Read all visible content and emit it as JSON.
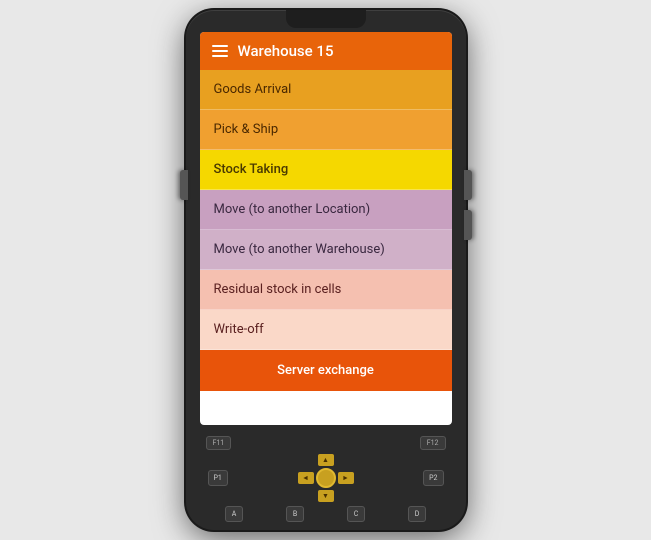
{
  "header": {
    "title": "Warehouse 15",
    "menu_icon": "☰"
  },
  "menu_items": [
    {
      "id": 1,
      "label": "Goods Arrival",
      "color_class": "menu-item-1"
    },
    {
      "id": 2,
      "label": "Pick & Ship",
      "color_class": "menu-item-2"
    },
    {
      "id": 3,
      "label": "Stock Taking",
      "color_class": "menu-item-3"
    },
    {
      "id": 4,
      "label": "Move (to another Location)",
      "color_class": "menu-item-4"
    },
    {
      "id": 5,
      "label": "Move (to another Warehouse)",
      "color_class": "menu-item-5"
    },
    {
      "id": 6,
      "label": "Residual stock in cells",
      "color_class": "menu-item-6"
    },
    {
      "id": 7,
      "label": "Write-off",
      "color_class": "menu-item-7"
    }
  ],
  "server_exchange_btn": "Server exchange",
  "keypad": {
    "fn_keys": [
      "F11",
      "F12"
    ],
    "p_keys": [
      "P1",
      "P2"
    ],
    "nav_arrows": [
      "▲",
      "◄",
      "►",
      "▼"
    ],
    "alpha_keys": [
      "A",
      "B",
      "C",
      "D"
    ]
  }
}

WHAT IS NEEDED =
Set the listing down again exactly, skipping each picture.

RESPONSE TO THIS TASK =
Read all visible content and emit it as JSON.
{
  "header": {
    "title": "Warehouse 15",
    "menu_icon": "☰"
  },
  "menu_items": [
    {
      "id": 1,
      "label": "Goods Arrival",
      "color_class": "menu-item-1"
    },
    {
      "id": 2,
      "label": "Pick & Ship",
      "color_class": "menu-item-2"
    },
    {
      "id": 3,
      "label": "Stock Taking",
      "color_class": "menu-item-3"
    },
    {
      "id": 4,
      "label": "Move (to another Location)",
      "color_class": "menu-item-4"
    },
    {
      "id": 5,
      "label": "Move (to another Warehouse)",
      "color_class": "menu-item-5"
    },
    {
      "id": 6,
      "label": "Residual stock in cells",
      "color_class": "menu-item-6"
    },
    {
      "id": 7,
      "label": "Write-off",
      "color_class": "menu-item-7"
    }
  ],
  "server_exchange_btn": "Server exchange",
  "keypad": {
    "fn_keys": [
      "F11",
      "F12"
    ],
    "p_keys": [
      "P1",
      "P2"
    ],
    "nav_arrows": [
      "▲",
      "◄",
      "►",
      "▼"
    ],
    "alpha_keys": [
      "A",
      "B",
      "C",
      "D"
    ]
  }
}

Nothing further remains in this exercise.